- _Exercise brief_
Count every line in the data below where "本人签字即可" occurs, then state that number and nothing more.

- _Material for this task_
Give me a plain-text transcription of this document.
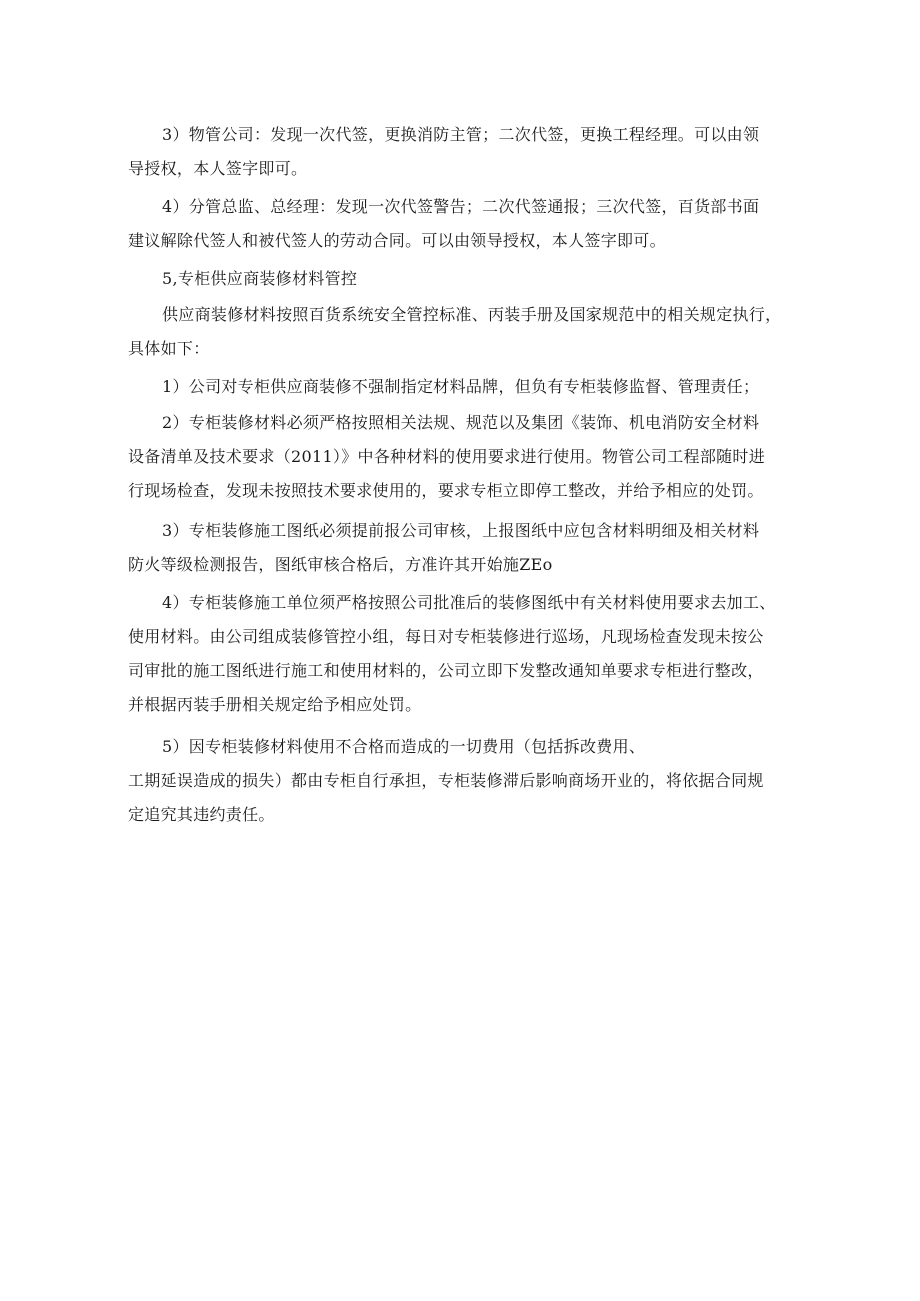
3）物管公司：发现一次代签，更换消防主管；二次代签，更换工程经理。可以由领
导授权，本人签字即可。

4）分管总监、总经理：发现一次代签警告；二次代签通报；三次代签，百货部书面
建议解除代签人和被代签人的劳动合同。可以由领导授权，本人签字即可。

5,专柜供应商装修材料管控

供应商装修材料按照百货系统安全管控标准、丙装手册及国家规范中的相关规定执行，
具体如下：

1）公司对专柜供应商装修不强制指定材料品牌，但负有专柜装修监督、管理责任；

2）专柜装修材料必须严格按照相关法规、规范以及集团《装饰、机电消防安全材料
设备清单及技术要求（2011）》中各种材料的使用要求进行使用。物管公司工程部随时进
行现场检查，发现未按照技术要求使用的，要求专柜立即停工整改，并给予相应的处罚。

3）专柜装修施工图纸必须提前报公司审核，上报图纸中应包含材料明细及相关材料
防火等级检测报告，图纸审核合格后，方准许其开始施ZEo

4）专柜装修施工单位须严格按照公司批准后的装修图纸中有关材料使用要求去加工、
使用材料。由公司组成装修管控小组，每日对专柜装修进行巡场，凡现场检查发现未按公
司审批的施工图纸进行施工和使用材料的，公司立即下发整改通知单要求专柜进行整改，
并根据丙装手册相关规定给予相应处罚。

5）因专柜装修材料使用不合格而造成的一切费用（包括拆改费用、
工期延误造成的损失）都由专柜自行承担，专柜装修滞后影响商场开业的，将依据合同规
定追究其违约责任。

- _Exercise result_
2